:: Prompt ::
Return all the data, word for word.

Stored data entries
○ ○ ○ ○ ○

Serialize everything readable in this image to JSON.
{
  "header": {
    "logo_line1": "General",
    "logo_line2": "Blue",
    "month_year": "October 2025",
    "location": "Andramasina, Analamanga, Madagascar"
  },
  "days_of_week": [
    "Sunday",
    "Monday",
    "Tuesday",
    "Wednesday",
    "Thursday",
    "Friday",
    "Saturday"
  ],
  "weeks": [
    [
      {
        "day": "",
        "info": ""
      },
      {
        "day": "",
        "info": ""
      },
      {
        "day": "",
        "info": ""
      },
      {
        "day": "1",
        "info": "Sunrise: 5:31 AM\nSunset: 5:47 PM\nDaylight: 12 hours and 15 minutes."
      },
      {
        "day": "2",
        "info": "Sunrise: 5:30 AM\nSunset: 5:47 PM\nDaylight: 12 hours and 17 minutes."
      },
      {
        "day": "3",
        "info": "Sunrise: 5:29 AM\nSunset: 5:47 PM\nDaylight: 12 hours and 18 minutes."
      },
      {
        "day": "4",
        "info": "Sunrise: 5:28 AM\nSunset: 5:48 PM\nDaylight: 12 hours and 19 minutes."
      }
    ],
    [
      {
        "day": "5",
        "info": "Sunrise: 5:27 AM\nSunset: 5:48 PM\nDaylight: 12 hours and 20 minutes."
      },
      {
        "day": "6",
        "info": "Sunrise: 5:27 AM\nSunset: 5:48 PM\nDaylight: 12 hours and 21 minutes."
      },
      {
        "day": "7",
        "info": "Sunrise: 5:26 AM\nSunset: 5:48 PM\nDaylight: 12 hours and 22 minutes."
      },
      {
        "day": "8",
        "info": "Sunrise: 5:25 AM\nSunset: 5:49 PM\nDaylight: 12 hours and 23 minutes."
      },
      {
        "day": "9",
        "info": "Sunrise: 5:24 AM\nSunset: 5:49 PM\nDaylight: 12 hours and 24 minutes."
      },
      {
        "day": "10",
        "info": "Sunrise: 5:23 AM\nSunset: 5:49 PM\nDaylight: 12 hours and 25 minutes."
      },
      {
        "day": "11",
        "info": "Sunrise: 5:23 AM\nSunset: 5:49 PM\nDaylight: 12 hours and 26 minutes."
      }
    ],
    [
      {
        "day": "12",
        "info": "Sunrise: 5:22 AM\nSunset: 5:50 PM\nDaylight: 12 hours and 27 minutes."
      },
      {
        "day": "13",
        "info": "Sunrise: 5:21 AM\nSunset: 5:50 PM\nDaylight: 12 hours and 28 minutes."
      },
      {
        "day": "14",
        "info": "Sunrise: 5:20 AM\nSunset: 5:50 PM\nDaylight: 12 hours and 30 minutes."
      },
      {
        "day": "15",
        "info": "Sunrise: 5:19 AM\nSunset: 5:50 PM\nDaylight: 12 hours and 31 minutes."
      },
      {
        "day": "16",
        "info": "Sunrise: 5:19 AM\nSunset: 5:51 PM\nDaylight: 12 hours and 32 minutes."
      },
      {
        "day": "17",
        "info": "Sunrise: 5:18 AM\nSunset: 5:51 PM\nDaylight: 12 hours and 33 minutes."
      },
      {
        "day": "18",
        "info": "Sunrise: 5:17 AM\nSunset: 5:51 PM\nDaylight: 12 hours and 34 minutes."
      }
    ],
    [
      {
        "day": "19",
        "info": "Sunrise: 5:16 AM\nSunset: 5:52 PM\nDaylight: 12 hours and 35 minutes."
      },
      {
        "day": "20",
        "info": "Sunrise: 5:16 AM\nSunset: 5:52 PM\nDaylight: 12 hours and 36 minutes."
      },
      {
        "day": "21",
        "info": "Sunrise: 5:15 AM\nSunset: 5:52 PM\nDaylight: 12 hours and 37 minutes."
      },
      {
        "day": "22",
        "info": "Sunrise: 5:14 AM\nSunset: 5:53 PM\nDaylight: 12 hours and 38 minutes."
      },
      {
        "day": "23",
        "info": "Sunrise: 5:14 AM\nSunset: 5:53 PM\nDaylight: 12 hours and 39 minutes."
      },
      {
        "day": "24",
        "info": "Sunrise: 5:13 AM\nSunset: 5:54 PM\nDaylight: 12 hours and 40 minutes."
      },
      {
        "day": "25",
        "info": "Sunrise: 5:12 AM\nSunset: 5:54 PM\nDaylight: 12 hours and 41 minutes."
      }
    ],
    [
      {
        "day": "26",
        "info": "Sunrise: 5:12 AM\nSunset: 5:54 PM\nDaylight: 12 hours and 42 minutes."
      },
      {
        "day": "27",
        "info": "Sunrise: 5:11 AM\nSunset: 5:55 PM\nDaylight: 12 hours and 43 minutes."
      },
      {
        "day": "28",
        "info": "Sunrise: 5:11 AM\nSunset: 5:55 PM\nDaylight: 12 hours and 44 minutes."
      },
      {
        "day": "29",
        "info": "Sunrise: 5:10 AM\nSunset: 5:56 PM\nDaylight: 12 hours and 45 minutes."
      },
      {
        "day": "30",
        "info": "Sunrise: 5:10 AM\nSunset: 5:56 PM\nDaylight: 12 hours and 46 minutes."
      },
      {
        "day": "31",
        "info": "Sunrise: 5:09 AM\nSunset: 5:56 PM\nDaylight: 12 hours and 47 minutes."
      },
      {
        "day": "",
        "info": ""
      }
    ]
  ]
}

○ ○ ○ ○ ○

:: Complete response ::
Serialize everything readable in this image to JSON.
{
  "header": {
    "logo_line1": "General",
    "logo_line2": "Blue",
    "month_year": "October 2025",
    "location": "Andramasina, Analamanga, Madagascar"
  },
  "days_of_week": [
    "Sunday",
    "Monday",
    "Tuesday",
    "Wednesday",
    "Thursday",
    "Friday",
    "Saturday"
  ],
  "weeks": [
    [
      {
        "day": "",
        "info": ""
      },
      {
        "day": "",
        "info": ""
      },
      {
        "day": "",
        "info": ""
      },
      {
        "day": "1",
        "info": "Sunrise: 5:31 AM\nSunset: 5:47 PM\nDaylight: 12 hours and 15 minutes."
      },
      {
        "day": "2",
        "info": "Sunrise: 5:30 AM\nSunset: 5:47 PM\nDaylight: 12 hours and 17 minutes."
      },
      {
        "day": "3",
        "info": "Sunrise: 5:29 AM\nSunset: 5:47 PM\nDaylight: 12 hours and 18 minutes."
      },
      {
        "day": "4",
        "info": "Sunrise: 5:28 AM\nSunset: 5:48 PM\nDaylight: 12 hours and 19 minutes."
      }
    ],
    [
      {
        "day": "5",
        "info": "Sunrise: 5:27 AM\nSunset: 5:48 PM\nDaylight: 12 hours and 20 minutes."
      },
      {
        "day": "6",
        "info": "Sunrise: 5:27 AM\nSunset: 5:48 PM\nDaylight: 12 hours and 21 minutes."
      },
      {
        "day": "7",
        "info": "Sunrise: 5:26 AM\nSunset: 5:48 PM\nDaylight: 12 hours and 22 minutes."
      },
      {
        "day": "8",
        "info": "Sunrise: 5:25 AM\nSunset: 5:49 PM\nDaylight: 12 hours and 23 minutes."
      },
      {
        "day": "9",
        "info": "Sunrise: 5:24 AM\nSunset: 5:49 PM\nDaylight: 12 hours and 24 minutes."
      },
      {
        "day": "10",
        "info": "Sunrise: 5:23 AM\nSunset: 5:49 PM\nDaylight: 12 hours and 25 minutes."
      },
      {
        "day": "11",
        "info": "Sunrise: 5:23 AM\nSunset: 5:49 PM\nDaylight: 12 hours and 26 minutes."
      }
    ],
    [
      {
        "day": "12",
        "info": "Sunrise: 5:22 AM\nSunset: 5:50 PM\nDaylight: 12 hours and 27 minutes."
      },
      {
        "day": "13",
        "info": "Sunrise: 5:21 AM\nSunset: 5:50 PM\nDaylight: 12 hours and 28 minutes."
      },
      {
        "day": "14",
        "info": "Sunrise: 5:20 AM\nSunset: 5:50 PM\nDaylight: 12 hours and 30 minutes."
      },
      {
        "day": "15",
        "info": "Sunrise: 5:19 AM\nSunset: 5:50 PM\nDaylight: 12 hours and 31 minutes."
      },
      {
        "day": "16",
        "info": "Sunrise: 5:19 AM\nSunset: 5:51 PM\nDaylight: 12 hours and 32 minutes."
      },
      {
        "day": "17",
        "info": "Sunrise: 5:18 AM\nSunset: 5:51 PM\nDaylight: 12 hours and 33 minutes."
      },
      {
        "day": "18",
        "info": "Sunrise: 5:17 AM\nSunset: 5:51 PM\nDaylight: 12 hours and 34 minutes."
      }
    ],
    [
      {
        "day": "19",
        "info": "Sunrise: 5:16 AM\nSunset: 5:52 PM\nDaylight: 12 hours and 35 minutes."
      },
      {
        "day": "20",
        "info": "Sunrise: 5:16 AM\nSunset: 5:52 PM\nDaylight: 12 hours and 36 minutes."
      },
      {
        "day": "21",
        "info": "Sunrise: 5:15 AM\nSunset: 5:52 PM\nDaylight: 12 hours and 37 minutes."
      },
      {
        "day": "22",
        "info": "Sunrise: 5:14 AM\nSunset: 5:53 PM\nDaylight: 12 hours and 38 minutes."
      },
      {
        "day": "23",
        "info": "Sunrise: 5:14 AM\nSunset: 5:53 PM\nDaylight: 12 hours and 39 minutes."
      },
      {
        "day": "24",
        "info": "Sunrise: 5:13 AM\nSunset: 5:54 PM\nDaylight: 12 hours and 40 minutes."
      },
      {
        "day": "25",
        "info": "Sunrise: 5:12 AM\nSunset: 5:54 PM\nDaylight: 12 hours and 41 minutes."
      }
    ],
    [
      {
        "day": "26",
        "info": "Sunrise: 5:12 AM\nSunset: 5:54 PM\nDaylight: 12 hours and 42 minutes."
      },
      {
        "day": "27",
        "info": "Sunrise: 5:11 AM\nSunset: 5:55 PM\nDaylight: 12 hours and 43 minutes."
      },
      {
        "day": "28",
        "info": "Sunrise: 5:11 AM\nSunset: 5:55 PM\nDaylight: 12 hours and 44 minutes."
      },
      {
        "day": "29",
        "info": "Sunrise: 5:10 AM\nSunset: 5:56 PM\nDaylight: 12 hours and 45 minutes."
      },
      {
        "day": "30",
        "info": "Sunrise: 5:10 AM\nSunset: 5:56 PM\nDaylight: 12 hours and 46 minutes."
      },
      {
        "day": "31",
        "info": "Sunrise: 5:09 AM\nSunset: 5:56 PM\nDaylight: 12 hours and 47 minutes."
      },
      {
        "day": "",
        "info": ""
      }
    ]
  ]
}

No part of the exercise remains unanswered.